> [Aim of the exercise]:
Look through the records below and collect all lines that hold the string "this".

> [Data extract]:
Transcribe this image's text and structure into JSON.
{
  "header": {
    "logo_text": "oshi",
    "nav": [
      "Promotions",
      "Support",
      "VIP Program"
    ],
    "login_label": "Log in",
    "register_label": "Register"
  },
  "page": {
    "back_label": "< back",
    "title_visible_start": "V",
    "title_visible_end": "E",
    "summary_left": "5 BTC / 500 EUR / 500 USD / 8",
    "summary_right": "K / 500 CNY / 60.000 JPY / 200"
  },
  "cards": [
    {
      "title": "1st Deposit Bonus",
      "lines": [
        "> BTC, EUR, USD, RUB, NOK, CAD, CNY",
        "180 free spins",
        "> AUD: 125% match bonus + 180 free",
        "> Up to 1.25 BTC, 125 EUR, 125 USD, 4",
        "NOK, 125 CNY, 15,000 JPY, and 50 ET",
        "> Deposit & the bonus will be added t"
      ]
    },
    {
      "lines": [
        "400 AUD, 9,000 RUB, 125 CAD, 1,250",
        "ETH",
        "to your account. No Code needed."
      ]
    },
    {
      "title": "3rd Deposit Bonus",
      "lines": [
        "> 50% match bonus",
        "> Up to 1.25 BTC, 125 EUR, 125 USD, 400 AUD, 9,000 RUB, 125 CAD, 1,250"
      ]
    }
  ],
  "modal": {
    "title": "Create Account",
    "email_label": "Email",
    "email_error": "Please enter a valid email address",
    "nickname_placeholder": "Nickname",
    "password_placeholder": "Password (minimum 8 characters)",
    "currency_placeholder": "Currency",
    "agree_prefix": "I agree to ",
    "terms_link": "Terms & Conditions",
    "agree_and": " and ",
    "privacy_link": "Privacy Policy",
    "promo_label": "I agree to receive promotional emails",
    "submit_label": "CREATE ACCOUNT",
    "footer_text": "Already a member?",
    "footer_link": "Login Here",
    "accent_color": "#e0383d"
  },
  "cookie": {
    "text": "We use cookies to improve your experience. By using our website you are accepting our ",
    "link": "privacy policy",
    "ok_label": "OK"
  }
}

---

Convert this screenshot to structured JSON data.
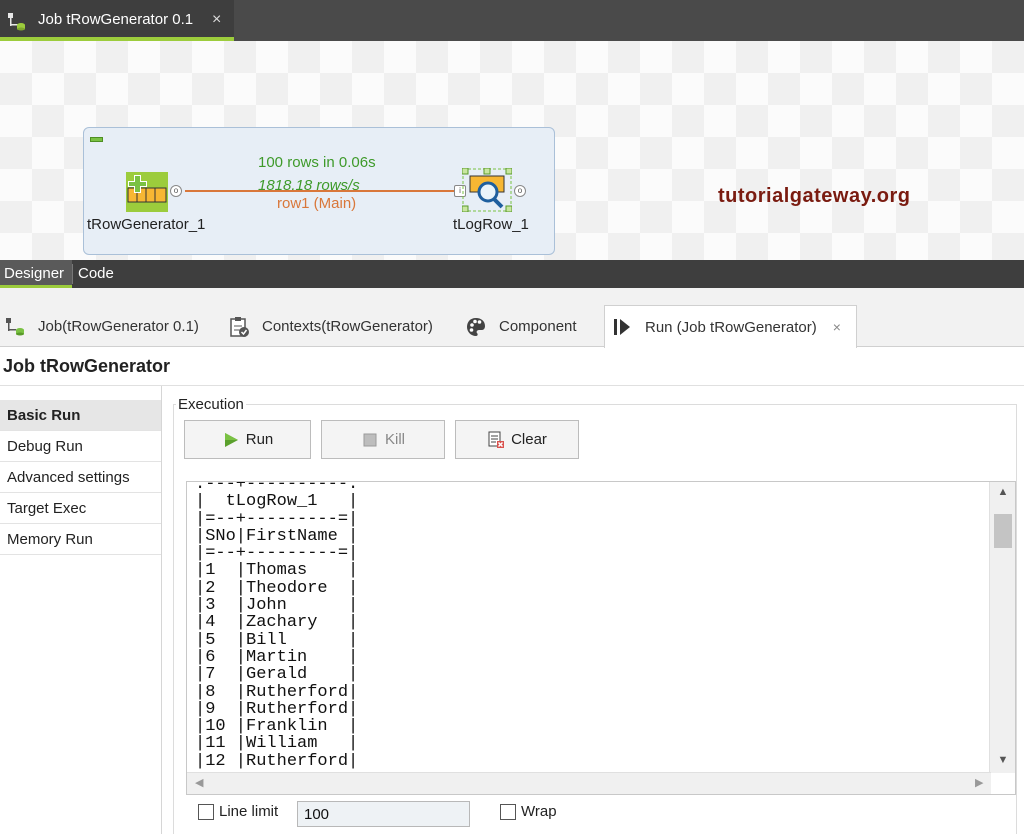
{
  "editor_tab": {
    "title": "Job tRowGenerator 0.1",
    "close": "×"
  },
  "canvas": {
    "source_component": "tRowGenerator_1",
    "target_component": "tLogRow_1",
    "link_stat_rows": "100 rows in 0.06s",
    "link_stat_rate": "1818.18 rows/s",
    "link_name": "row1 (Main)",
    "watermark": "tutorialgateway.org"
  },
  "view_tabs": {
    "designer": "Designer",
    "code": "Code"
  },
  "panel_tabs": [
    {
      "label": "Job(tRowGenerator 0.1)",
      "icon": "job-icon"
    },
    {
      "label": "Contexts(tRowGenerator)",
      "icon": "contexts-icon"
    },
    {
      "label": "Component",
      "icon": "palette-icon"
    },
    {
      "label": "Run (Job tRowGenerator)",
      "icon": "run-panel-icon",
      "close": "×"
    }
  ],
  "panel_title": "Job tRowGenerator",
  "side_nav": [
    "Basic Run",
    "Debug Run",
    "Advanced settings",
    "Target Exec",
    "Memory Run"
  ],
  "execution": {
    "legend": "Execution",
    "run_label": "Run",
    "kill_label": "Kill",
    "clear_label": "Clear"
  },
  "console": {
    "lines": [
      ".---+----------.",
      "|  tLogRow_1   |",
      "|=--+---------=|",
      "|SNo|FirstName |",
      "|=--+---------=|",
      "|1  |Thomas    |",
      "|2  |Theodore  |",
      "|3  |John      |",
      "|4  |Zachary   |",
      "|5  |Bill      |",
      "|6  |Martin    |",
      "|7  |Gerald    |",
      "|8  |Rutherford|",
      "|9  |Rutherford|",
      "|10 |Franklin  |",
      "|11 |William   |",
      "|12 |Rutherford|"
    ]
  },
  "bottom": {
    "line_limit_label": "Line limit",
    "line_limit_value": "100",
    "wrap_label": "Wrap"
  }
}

> [Exercise solution]:
Transcribe this image's text and structure into JSON.
Convert this screenshot to structured JSON data.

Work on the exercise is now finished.